请列出这段关于SDF-1α过表达骨髓间充质干细胞的摘录中所建立的全部骨髓间充质干细胞系分组名称。

# 原文摘录
/---
过表达基因：已经证实骨髓间充质干细胞移植治疗脊髓损伤的机制与其可以增加脊髓神经细胞数量，减少胶质瘢痕和空洞形成有关。同时，国内外科学家发现基因治疗联合干细胞移植的方法可以提高单纯干细胞移植的疗效，使得人们对脊髓损伤的治疗看到了新的希望。

摘要
背景：基质细胞衍生因子1(stromal cell derived factor，SDF-1)/CXCR4轴不仅能够促进骨髓间充质干细胞向损伤组织迁移，而且具有抑制骨髓间充质干细胞凋亡、增加骨髓间充质干细胞存活率及增殖活性等作用。
目的：建立慢病毒介导的稳定过表达SDF-1α的骨髓间充质干细胞系，在体外观察其对骨髓间充质干细胞增殖和迁移的影响。
方法：构建过表达SDF-1α重组慢病毒载体(pNL-SDF-1α-IRES₂-EGFP)，并以空载体质粒pNL-IRES₂-EGFP、基因沉默质粒GV-118-SDF-1α-siRNA作为实验对照，分别转染293T细胞和骨髓间充质干细胞，建立稳定过表达SDF-1α的骨髓间充质干细胞系：SDF-1α-BMSCs组、null-BMSCs组和siRNA-BMSCs组；采用RT-PCR、Western Blot方法检测SDF-1α mRNA和蛋白的表达水平；MTT法检测骨髓间充质干细胞的增殖能力；Transwell迁移实验检测SDF-1α对骨髓间充质干细胞迁移能力的影响。
\---
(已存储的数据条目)
/---
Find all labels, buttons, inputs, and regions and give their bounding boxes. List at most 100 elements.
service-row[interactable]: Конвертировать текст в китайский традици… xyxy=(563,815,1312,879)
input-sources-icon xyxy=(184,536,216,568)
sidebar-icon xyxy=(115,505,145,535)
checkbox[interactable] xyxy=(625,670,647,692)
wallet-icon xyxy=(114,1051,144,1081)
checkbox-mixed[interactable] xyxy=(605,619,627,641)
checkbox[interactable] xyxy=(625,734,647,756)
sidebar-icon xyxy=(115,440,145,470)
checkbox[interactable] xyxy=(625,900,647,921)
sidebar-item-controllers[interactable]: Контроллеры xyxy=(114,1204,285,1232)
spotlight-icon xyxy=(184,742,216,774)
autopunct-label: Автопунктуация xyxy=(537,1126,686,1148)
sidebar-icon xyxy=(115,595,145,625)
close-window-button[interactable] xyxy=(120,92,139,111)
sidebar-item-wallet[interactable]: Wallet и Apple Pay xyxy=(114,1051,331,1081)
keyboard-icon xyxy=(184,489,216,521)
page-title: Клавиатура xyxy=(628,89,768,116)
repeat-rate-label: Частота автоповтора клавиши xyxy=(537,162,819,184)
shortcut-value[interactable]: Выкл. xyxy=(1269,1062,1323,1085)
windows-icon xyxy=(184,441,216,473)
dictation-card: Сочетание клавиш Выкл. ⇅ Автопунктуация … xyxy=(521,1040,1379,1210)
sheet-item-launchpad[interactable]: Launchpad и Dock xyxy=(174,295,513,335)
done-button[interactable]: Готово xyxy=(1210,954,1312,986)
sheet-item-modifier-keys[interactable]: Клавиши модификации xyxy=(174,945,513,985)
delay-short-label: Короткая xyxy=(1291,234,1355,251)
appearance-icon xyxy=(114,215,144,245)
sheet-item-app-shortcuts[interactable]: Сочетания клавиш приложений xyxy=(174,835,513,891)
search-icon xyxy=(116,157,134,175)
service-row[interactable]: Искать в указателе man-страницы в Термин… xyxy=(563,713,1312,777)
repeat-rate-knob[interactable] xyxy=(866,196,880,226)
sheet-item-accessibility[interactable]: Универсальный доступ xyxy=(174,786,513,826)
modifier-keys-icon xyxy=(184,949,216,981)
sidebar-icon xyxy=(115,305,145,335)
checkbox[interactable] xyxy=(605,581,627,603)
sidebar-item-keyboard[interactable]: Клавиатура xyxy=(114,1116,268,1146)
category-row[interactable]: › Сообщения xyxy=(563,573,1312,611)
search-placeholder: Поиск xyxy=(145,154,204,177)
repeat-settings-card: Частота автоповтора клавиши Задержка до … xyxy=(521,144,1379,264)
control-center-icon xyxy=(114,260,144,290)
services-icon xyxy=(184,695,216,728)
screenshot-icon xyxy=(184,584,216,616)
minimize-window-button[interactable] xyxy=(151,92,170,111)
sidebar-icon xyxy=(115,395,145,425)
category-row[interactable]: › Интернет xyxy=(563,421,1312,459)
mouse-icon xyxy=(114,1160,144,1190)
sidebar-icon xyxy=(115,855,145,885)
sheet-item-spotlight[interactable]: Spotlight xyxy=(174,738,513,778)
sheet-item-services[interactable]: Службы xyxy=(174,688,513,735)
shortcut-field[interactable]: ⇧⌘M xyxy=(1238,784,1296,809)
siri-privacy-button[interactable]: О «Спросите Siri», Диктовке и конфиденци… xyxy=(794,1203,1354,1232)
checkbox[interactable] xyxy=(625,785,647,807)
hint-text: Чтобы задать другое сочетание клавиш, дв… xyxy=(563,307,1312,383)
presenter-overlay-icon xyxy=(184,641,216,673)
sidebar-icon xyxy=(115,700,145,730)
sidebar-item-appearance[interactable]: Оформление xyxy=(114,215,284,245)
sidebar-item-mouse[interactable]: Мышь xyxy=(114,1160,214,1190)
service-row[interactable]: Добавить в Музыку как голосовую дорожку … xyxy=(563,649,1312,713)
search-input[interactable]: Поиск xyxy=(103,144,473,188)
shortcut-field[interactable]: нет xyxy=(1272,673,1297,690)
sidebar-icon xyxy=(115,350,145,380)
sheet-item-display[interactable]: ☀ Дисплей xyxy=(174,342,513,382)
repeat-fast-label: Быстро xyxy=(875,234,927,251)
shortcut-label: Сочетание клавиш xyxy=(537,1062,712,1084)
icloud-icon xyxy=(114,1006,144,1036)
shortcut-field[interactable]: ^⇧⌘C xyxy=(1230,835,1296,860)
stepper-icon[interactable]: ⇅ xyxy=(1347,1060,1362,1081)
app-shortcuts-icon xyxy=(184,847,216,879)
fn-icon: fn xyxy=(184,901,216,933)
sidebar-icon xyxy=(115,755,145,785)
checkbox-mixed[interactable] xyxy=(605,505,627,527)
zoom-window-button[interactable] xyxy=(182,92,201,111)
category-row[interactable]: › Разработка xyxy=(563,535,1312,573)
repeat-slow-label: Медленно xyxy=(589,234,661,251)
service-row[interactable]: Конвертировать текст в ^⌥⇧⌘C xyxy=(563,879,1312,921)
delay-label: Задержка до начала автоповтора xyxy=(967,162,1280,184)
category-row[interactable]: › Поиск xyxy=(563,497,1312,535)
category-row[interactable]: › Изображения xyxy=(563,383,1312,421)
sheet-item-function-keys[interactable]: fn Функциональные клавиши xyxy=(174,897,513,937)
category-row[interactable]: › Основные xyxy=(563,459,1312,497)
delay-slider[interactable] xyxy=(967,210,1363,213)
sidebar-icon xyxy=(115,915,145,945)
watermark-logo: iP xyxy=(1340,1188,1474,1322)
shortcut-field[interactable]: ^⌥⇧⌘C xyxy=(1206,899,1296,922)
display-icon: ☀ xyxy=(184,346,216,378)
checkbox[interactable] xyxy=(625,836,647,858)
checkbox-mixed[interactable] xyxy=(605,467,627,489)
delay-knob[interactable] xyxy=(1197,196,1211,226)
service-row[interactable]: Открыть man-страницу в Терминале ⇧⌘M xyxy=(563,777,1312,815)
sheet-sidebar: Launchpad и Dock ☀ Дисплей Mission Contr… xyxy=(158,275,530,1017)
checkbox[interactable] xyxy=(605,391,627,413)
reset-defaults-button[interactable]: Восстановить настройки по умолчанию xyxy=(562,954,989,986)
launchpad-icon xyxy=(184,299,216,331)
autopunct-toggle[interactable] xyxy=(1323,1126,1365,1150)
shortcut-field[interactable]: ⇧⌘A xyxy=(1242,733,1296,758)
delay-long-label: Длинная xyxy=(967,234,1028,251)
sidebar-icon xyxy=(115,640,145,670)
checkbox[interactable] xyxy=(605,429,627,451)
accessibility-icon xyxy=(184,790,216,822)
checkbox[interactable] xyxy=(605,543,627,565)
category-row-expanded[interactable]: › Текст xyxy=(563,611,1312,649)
\---
# 结果
SDF-1α-BMSCs组、null-BMSCs组、siRNA-BMSCs组